> **Stated problem**
The records should be written out in full, with nothing altered.

^^^^^^^^

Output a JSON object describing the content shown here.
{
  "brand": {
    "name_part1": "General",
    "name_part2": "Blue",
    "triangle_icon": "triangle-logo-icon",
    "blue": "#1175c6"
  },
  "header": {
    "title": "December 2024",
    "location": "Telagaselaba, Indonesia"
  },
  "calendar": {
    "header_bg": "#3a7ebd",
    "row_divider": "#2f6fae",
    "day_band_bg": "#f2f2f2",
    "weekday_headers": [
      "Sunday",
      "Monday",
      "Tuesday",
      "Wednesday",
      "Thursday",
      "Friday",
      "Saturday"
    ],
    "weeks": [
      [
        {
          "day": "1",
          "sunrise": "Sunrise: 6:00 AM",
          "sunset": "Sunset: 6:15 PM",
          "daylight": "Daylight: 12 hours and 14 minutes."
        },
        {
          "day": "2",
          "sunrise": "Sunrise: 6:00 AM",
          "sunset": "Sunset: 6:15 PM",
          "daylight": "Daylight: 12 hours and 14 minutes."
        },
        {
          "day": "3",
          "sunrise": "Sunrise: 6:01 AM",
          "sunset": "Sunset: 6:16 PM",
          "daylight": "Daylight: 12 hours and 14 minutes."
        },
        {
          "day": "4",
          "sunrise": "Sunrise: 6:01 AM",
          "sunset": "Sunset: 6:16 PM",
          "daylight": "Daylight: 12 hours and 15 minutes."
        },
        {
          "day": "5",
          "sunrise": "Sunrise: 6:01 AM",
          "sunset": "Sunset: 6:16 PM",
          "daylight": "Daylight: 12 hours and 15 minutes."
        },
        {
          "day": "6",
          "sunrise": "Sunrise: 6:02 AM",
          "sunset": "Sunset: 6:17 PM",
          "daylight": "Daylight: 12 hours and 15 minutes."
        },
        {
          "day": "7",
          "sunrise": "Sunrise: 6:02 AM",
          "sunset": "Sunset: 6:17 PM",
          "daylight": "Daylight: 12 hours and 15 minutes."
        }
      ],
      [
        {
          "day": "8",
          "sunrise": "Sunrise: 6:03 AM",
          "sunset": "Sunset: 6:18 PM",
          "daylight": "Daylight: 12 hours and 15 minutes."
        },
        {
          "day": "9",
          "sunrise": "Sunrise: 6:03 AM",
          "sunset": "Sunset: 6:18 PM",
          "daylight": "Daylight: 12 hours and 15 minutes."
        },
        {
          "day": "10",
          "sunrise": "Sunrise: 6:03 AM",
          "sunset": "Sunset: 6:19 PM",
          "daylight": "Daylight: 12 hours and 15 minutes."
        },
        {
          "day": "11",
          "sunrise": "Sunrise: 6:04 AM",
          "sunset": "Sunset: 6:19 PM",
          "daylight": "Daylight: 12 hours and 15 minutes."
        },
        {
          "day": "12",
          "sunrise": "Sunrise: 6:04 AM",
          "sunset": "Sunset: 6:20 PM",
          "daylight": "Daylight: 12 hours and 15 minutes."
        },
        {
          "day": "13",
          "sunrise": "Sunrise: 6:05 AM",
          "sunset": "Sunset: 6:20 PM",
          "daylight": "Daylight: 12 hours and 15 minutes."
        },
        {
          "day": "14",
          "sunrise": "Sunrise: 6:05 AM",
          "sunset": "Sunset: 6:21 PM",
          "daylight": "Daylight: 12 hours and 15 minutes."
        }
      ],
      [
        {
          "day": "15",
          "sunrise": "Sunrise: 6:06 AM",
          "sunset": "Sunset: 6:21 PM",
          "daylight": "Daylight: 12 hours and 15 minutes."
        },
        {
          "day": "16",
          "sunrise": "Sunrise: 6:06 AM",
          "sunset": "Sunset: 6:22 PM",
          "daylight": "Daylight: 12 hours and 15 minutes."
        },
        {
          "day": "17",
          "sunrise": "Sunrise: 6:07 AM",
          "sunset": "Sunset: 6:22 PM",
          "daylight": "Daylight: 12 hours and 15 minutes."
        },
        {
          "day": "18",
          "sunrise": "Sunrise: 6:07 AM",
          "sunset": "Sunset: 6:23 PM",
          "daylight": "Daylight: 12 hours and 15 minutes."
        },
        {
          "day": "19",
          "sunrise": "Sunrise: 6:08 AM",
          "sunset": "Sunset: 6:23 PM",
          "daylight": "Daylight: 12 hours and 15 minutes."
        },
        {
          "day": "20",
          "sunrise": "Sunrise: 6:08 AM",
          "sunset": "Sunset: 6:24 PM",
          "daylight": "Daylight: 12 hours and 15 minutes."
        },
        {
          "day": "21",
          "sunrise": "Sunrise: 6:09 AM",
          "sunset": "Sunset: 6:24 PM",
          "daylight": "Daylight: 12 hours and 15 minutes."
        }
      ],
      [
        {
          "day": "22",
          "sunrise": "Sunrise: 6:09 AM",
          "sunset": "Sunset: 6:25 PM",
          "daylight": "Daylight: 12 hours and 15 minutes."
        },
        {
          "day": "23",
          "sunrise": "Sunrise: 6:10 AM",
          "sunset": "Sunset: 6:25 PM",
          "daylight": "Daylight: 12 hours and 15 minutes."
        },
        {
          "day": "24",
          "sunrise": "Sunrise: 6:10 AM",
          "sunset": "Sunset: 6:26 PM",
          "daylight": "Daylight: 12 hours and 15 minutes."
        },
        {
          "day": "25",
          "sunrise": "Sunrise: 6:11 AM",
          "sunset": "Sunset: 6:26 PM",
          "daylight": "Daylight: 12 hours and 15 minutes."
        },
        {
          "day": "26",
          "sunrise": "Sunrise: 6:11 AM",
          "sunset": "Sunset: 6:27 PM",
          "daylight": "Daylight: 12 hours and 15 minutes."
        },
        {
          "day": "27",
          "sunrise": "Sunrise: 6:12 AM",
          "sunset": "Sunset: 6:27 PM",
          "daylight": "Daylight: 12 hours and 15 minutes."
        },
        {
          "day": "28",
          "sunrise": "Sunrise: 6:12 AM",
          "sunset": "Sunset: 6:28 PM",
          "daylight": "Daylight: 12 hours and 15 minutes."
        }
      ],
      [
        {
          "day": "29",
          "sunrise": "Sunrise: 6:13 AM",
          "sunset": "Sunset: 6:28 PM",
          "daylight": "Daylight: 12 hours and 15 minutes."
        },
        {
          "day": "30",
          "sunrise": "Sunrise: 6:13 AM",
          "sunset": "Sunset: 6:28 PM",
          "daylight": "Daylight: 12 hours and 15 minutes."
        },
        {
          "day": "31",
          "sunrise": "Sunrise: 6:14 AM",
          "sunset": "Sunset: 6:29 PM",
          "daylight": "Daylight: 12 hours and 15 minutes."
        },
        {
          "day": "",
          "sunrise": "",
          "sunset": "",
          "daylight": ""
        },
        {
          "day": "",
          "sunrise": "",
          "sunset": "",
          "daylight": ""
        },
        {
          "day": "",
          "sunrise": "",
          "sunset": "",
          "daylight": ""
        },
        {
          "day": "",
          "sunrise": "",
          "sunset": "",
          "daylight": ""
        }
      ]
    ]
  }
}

^^^^^^^^

> **Result of the exercise**
Output a JSON object describing the content shown here.
{
  "brand": {
    "name_part1": "General",
    "name_part2": "Blue",
    "triangle_icon": "triangle-logo-icon",
    "blue": "#1175c6"
  },
  "header": {
    "title": "December 2024",
    "location": "Telagaselaba, Indonesia"
  },
  "calendar": {
    "header_bg": "#3a7ebd",
    "row_divider": "#2f6fae",
    "day_band_bg": "#f2f2f2",
    "weekday_headers": [
      "Sunday",
      "Monday",
      "Tuesday",
      "Wednesday",
      "Thursday",
      "Friday",
      "Saturday"
    ],
    "weeks": [
      [
        {
          "day": "1",
          "sunrise": "Sunrise: 6:00 AM",
          "sunset": "Sunset: 6:15 PM",
          "daylight": "Daylight: 12 hours and 14 minutes."
        },
        {
          "day": "2",
          "sunrise": "Sunrise: 6:00 AM",
          "sunset": "Sunset: 6:15 PM",
          "daylight": "Daylight: 12 hours and 14 minutes."
        },
        {
          "day": "3",
          "sunrise": "Sunrise: 6:01 AM",
          "sunset": "Sunset: 6:16 PM",
          "daylight": "Daylight: 12 hours and 14 minutes."
        },
        {
          "day": "4",
          "sunrise": "Sunrise: 6:01 AM",
          "sunset": "Sunset: 6:16 PM",
          "daylight": "Daylight: 12 hours and 15 minutes."
        },
        {
          "day": "5",
          "sunrise": "Sunrise: 6:01 AM",
          "sunset": "Sunset: 6:16 PM",
          "daylight": "Daylight: 12 hours and 15 minutes."
        },
        {
          "day": "6",
          "sunrise": "Sunrise: 6:02 AM",
          "sunset": "Sunset: 6:17 PM",
          "daylight": "Daylight: 12 hours and 15 minutes."
        },
        {
          "day": "7",
          "sunrise": "Sunrise: 6:02 AM",
          "sunset": "Sunset: 6:17 PM",
          "daylight": "Daylight: 12 hours and 15 minutes."
        }
      ],
      [
        {
          "day": "8",
          "sunrise": "Sunrise: 6:03 AM",
          "sunset": "Sunset: 6:18 PM",
          "daylight": "Daylight: 12 hours and 15 minutes."
        },
        {
          "day": "9",
          "sunrise": "Sunrise: 6:03 AM",
          "sunset": "Sunset: 6:18 PM",
          "daylight": "Daylight: 12 hours and 15 minutes."
        },
        {
          "day": "10",
          "sunrise": "Sunrise: 6:03 AM",
          "sunset": "Sunset: 6:19 PM",
          "daylight": "Daylight: 12 hours and 15 minutes."
        },
        {
          "day": "11",
          "sunrise": "Sunrise: 6:04 AM",
          "sunset": "Sunset: 6:19 PM",
          "daylight": "Daylight: 12 hours and 15 minutes."
        },
        {
          "day": "12",
          "sunrise": "Sunrise: 6:04 AM",
          "sunset": "Sunset: 6:20 PM",
          "daylight": "Daylight: 12 hours and 15 minutes."
        },
        {
          "day": "13",
          "sunrise": "Sunrise: 6:05 AM",
          "sunset": "Sunset: 6:20 PM",
          "daylight": "Daylight: 12 hours and 15 minutes."
        },
        {
          "day": "14",
          "sunrise": "Sunrise: 6:05 AM",
          "sunset": "Sunset: 6:21 PM",
          "daylight": "Daylight: 12 hours and 15 minutes."
        }
      ],
      [
        {
          "day": "15",
          "sunrise": "Sunrise: 6:06 AM",
          "sunset": "Sunset: 6:21 PM",
          "daylight": "Daylight: 12 hours and 15 minutes."
        },
        {
          "day": "16",
          "sunrise": "Sunrise: 6:06 AM",
          "sunset": "Sunset: 6:22 PM",
          "daylight": "Daylight: 12 hours and 15 minutes."
        },
        {
          "day": "17",
          "sunrise": "Sunrise: 6:07 AM",
          "sunset": "Sunset: 6:22 PM",
          "daylight": "Daylight: 12 hours and 15 minutes."
        },
        {
          "day": "18",
          "sunrise": "Sunrise: 6:07 AM",
          "sunset": "Sunset: 6:23 PM",
          "daylight": "Daylight: 12 hours and 15 minutes."
        },
        {
          "day": "19",
          "sunrise": "Sunrise: 6:08 AM",
          "sunset": "Sunset: 6:23 PM",
          "daylight": "Daylight: 12 hours and 15 minutes."
        },
        {
          "day": "20",
          "sunrise": "Sunrise: 6:08 AM",
          "sunset": "Sunset: 6:24 PM",
          "daylight": "Daylight: 12 hours and 15 minutes."
        },
        {
          "day": "21",
          "sunrise": "Sunrise: 6:09 AM",
          "sunset": "Sunset: 6:24 PM",
          "daylight": "Daylight: 12 hours and 15 minutes."
        }
      ],
      [
        {
          "day": "22",
          "sunrise": "Sunrise: 6:09 AM",
          "sunset": "Sunset: 6:25 PM",
          "daylight": "Daylight: 12 hours and 15 minutes."
        },
        {
          "day": "23",
          "sunrise": "Sunrise: 6:10 AM",
          "sunset": "Sunset: 6:25 PM",
          "daylight": "Daylight: 12 hours and 15 minutes."
        },
        {
          "day": "24",
          "sunrise": "Sunrise: 6:10 AM",
          "sunset": "Sunset: 6:26 PM",
          "daylight": "Daylight: 12 hours and 15 minutes."
        },
        {
          "day": "25",
          "sunrise": "Sunrise: 6:11 AM",
          "sunset": "Sunset: 6:26 PM",
          "daylight": "Daylight: 12 hours and 15 minutes."
        },
        {
          "day": "26",
          "sunrise": "Sunrise: 6:11 AM",
          "sunset": "Sunset: 6:27 PM",
          "daylight": "Daylight: 12 hours and 15 minutes."
        },
        {
          "day": "27",
          "sunrise": "Sunrise: 6:12 AM",
          "sunset": "Sunset: 6:27 PM",
          "daylight": "Daylight: 12 hours and 15 minutes."
        },
        {
          "day": "28",
          "sunrise": "Sunrise: 6:12 AM",
          "sunset": "Sunset: 6:28 PM",
          "daylight": "Daylight: 12 hours and 15 minutes."
        }
      ],
      [
        {
          "day": "29",
          "sunrise": "Sunrise: 6:13 AM",
          "sunset": "Sunset: 6:28 PM",
          "daylight": "Daylight: 12 hours and 15 minutes."
        },
        {
          "day": "30",
          "sunrise": "Sunrise: 6:13 AM",
          "sunset": "Sunset: 6:28 PM",
          "daylight": "Daylight: 12 hours and 15 minutes."
        },
        {
          "day": "31",
          "sunrise": "Sunrise: 6:14 AM",
          "sunset": "Sunset: 6:29 PM",
          "daylight": "Daylight: 12 hours and 15 minutes."
        },
        {
          "day": "",
          "sunrise": "",
          "sunset": "",
          "daylight": ""
        },
        {
          "day": "",
          "sunrise": "",
          "sunset": "",
          "daylight": ""
        },
        {
          "day": "",
          "sunrise": "",
          "sunset": "",
          "daylight": ""
        },
        {
          "day": "",
          "sunrise": "",
          "sunset": "",
          "daylight": ""
        }
      ]
    ]
  }
}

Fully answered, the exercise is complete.